* **Stored records**
begin

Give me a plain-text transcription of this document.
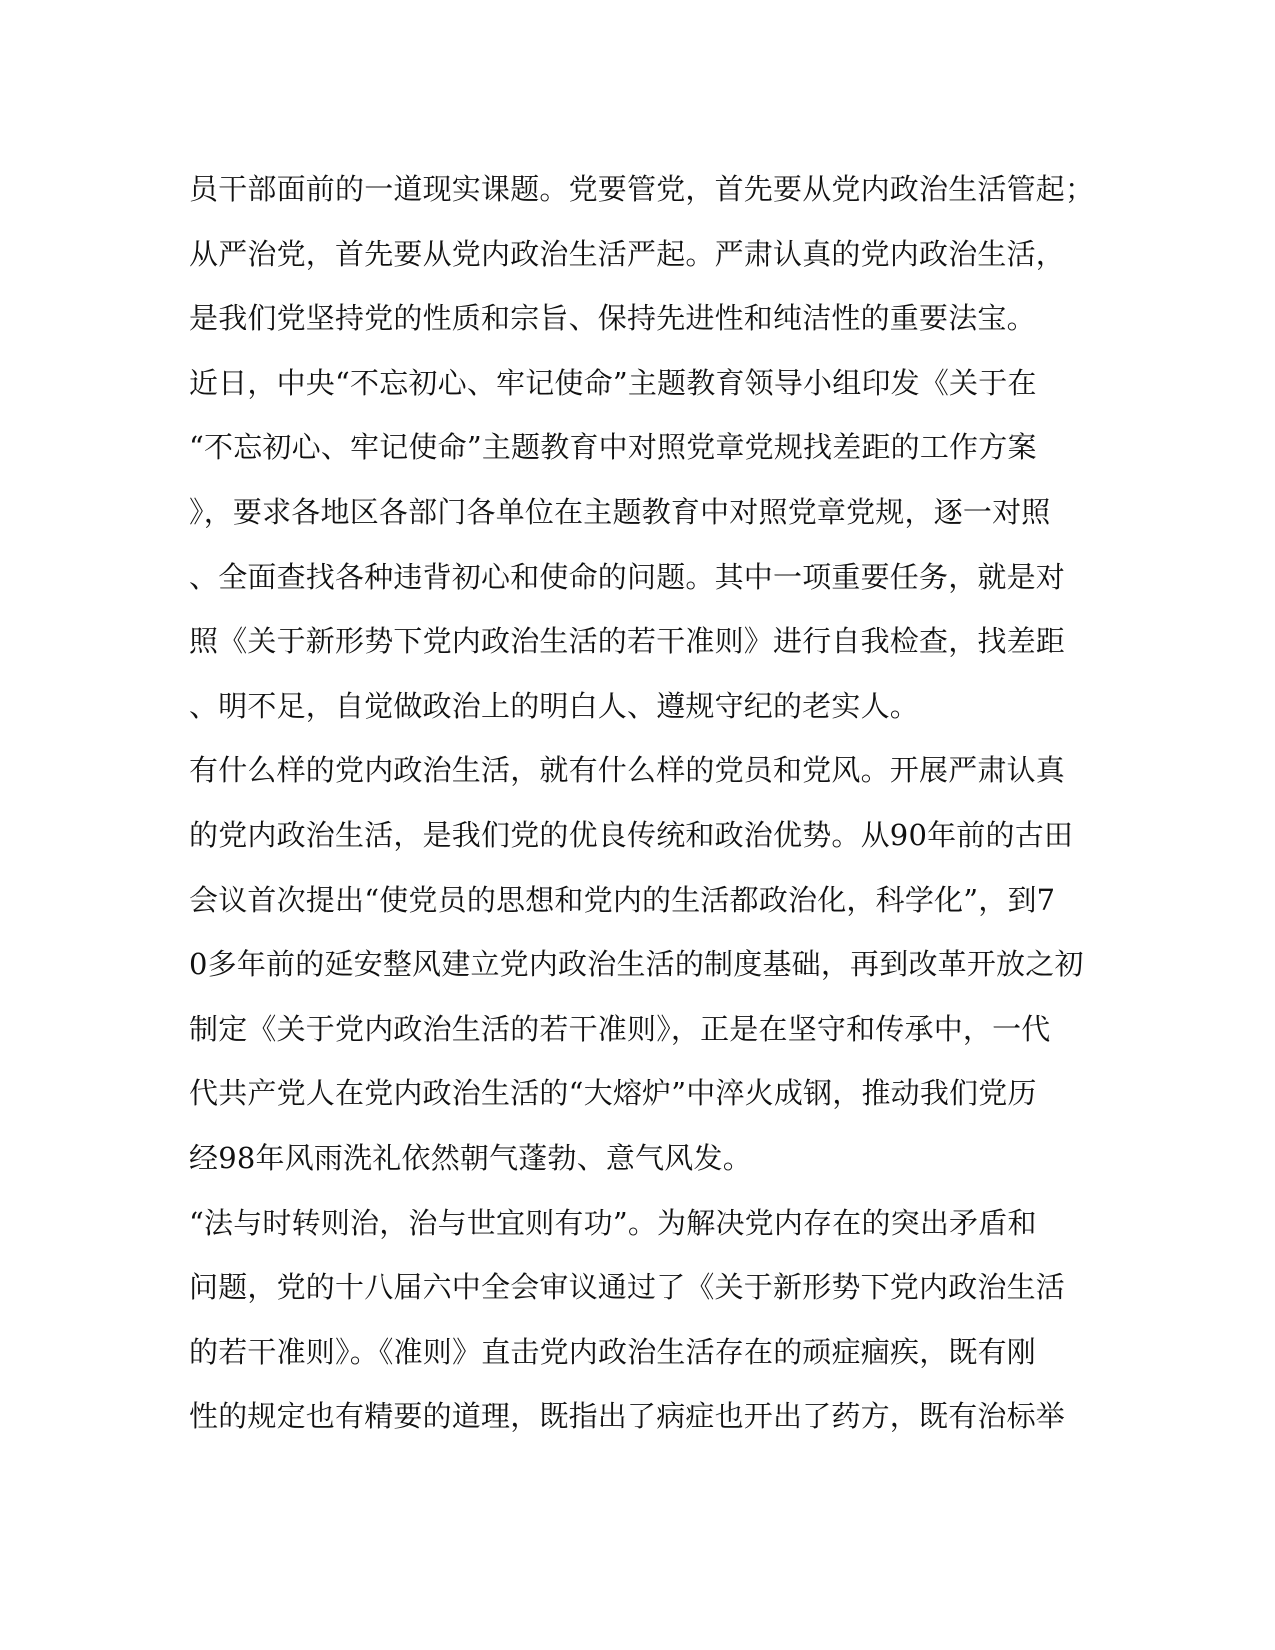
员干部面前的一道现实课题。党要管党，首先要从党内政治生活管起；
从严治党，首先要从党内政治生活严起。严肃认真的党内政治生活，
是我们党坚持党的性质和宗旨、保持先进性和纯洁性的重要法宝。
近日，中央“不忘初心、牢记使命”主题教育领导小组印发《关于在
“不忘初心、牢记使命”主题教育中对照党章党规找差距的工作方案
》，要求各地区各部门各单位在主题教育中对照党章党规，逐一对照
、全面查找各种违背初心和使命的问题。其中一项重要任务，就是对
照《关于新形势下党内政治生活的若干准则》进行自我检查，找差距
、明不足，自觉做政治上的明白人、遵规守纪的老实人。
有什么样的党内政治生活，就有什么样的党员和党风。开展严肃认真
的党内政治生活，是我们党的优良传统和政治优势。从90年前的古田
会议首次提出“使党员的思想和党内的生活都政治化，科学化”，到7
0多年前的延安整风建立党内政治生活的制度基础，再到改革开放之初
制定《关于党内政治生活的若干准则》，正是在坚守和传承中，一代
代共产党人在党内政治生活的“大熔炉”中淬火成钢，推动我们党历
经98年风雨洗礼依然朝气蓬勃、意气风发。
“法与时转则治，治与世宜则有功”。为解决党内存在的突出矛盾和
问题，党的十八届六中全会审议通过了《关于新形势下党内政治生活
的若干准则》。《准则》直击党内政治生活存在的顽症痼疾，既有刚
性的规定也有精要的道理，既指出了病症也开出了药方，既有治标举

end

* **Exercise aim**
Skipping the pictures, transcribe each line above exactly as it appears.

* **The completed task**
Give me a plain-text transcription of this document.
员干部面前的一道现实课题。党要管党，首先要从党内政治生活管起；
从严治党，首先要从党内政治生活严起。严肃认真的党内政治生活，
是我们党坚持党的性质和宗旨、保持先进性和纯洁性的重要法宝。
近日，中央“不忘初心、牢记使命”主题教育领导小组印发《关于在
“不忘初心、牢记使命”主题教育中对照党章党规找差距的工作方案
》，要求各地区各部门各单位在主题教育中对照党章党规，逐一对照
、全面查找各种违背初心和使命的问题。其中一项重要任务，就是对
照《关于新形势下党内政治生活的若干准则》进行自我检查，找差距
、明不足，自觉做政治上的明白人、遵规守纪的老实人。
有什么样的党内政治生活，就有什么样的党员和党风。开展严肃认真
的党内政治生活，是我们党的优良传统和政治优势。从90年前的古田
会议首次提出“使党员的思想和党内的生活都政治化，科学化”，到7
0多年前的延安整风建立党内政治生活的制度基础，再到改革开放之初
制定《关于党内政治生活的若干准则》，正是在坚守和传承中，一代
代共产党人在党内政治生活的“大熔炉”中淬火成钢，推动我们党历
经98年风雨洗礼依然朝气蓬勃、意气风发。
“法与时转则治，治与世宜则有功”。为解决党内存在的突出矛盾和
问题，党的十八届六中全会审议通过了《关于新形势下党内政治生活
的若干准则》。《准则》直击党内政治生活存在的顽症痼疾，既有刚
性的规定也有精要的道理，既指出了病症也开出了药方，既有治标举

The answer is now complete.